[Exercise aim]
Search the listing for the string "Subjective" and copy every line that contains it.

Stored data:
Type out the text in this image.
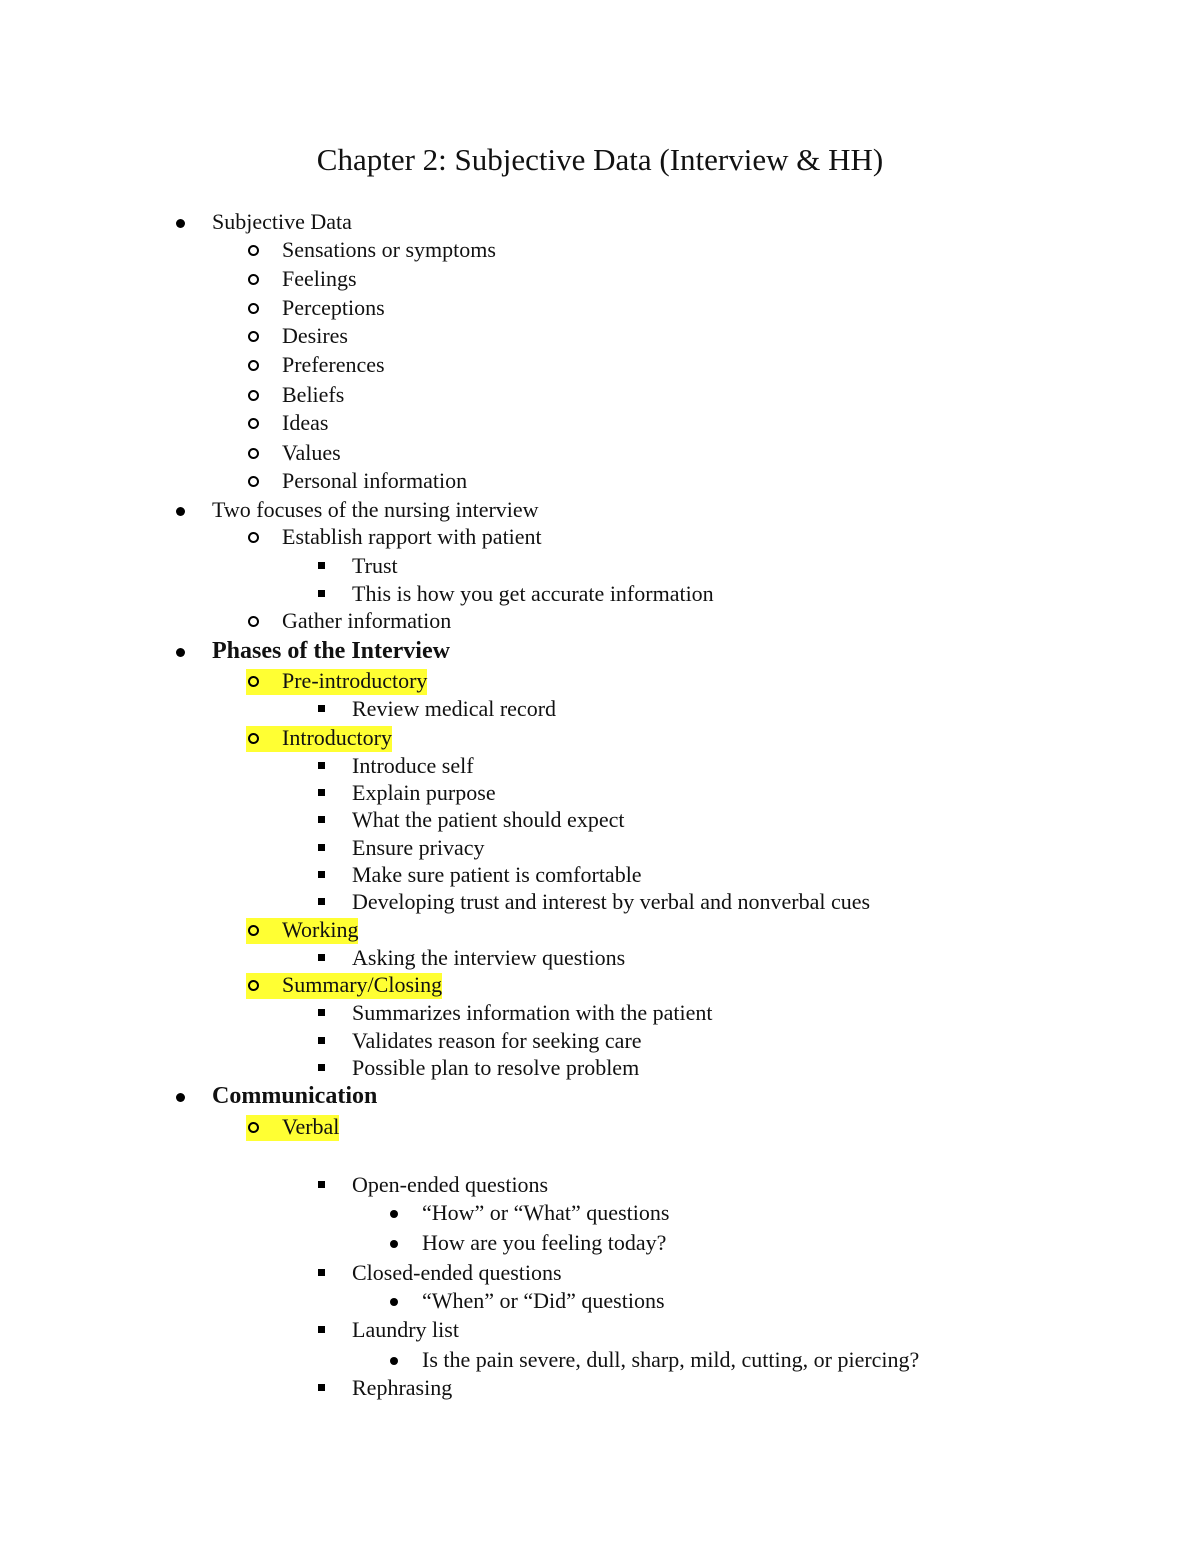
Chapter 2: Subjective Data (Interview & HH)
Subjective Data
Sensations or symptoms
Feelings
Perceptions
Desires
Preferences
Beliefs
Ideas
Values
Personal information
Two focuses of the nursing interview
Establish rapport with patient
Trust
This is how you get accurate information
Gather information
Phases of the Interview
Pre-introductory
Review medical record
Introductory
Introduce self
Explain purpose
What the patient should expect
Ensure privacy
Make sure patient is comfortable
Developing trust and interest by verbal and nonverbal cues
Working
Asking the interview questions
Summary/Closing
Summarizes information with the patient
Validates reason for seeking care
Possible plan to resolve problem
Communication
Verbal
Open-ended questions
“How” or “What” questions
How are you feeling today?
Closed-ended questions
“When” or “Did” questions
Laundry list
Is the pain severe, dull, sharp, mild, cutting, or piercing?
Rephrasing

[The result]
Chapter 2: Subjective Data (Interview & HH)
Subjective Data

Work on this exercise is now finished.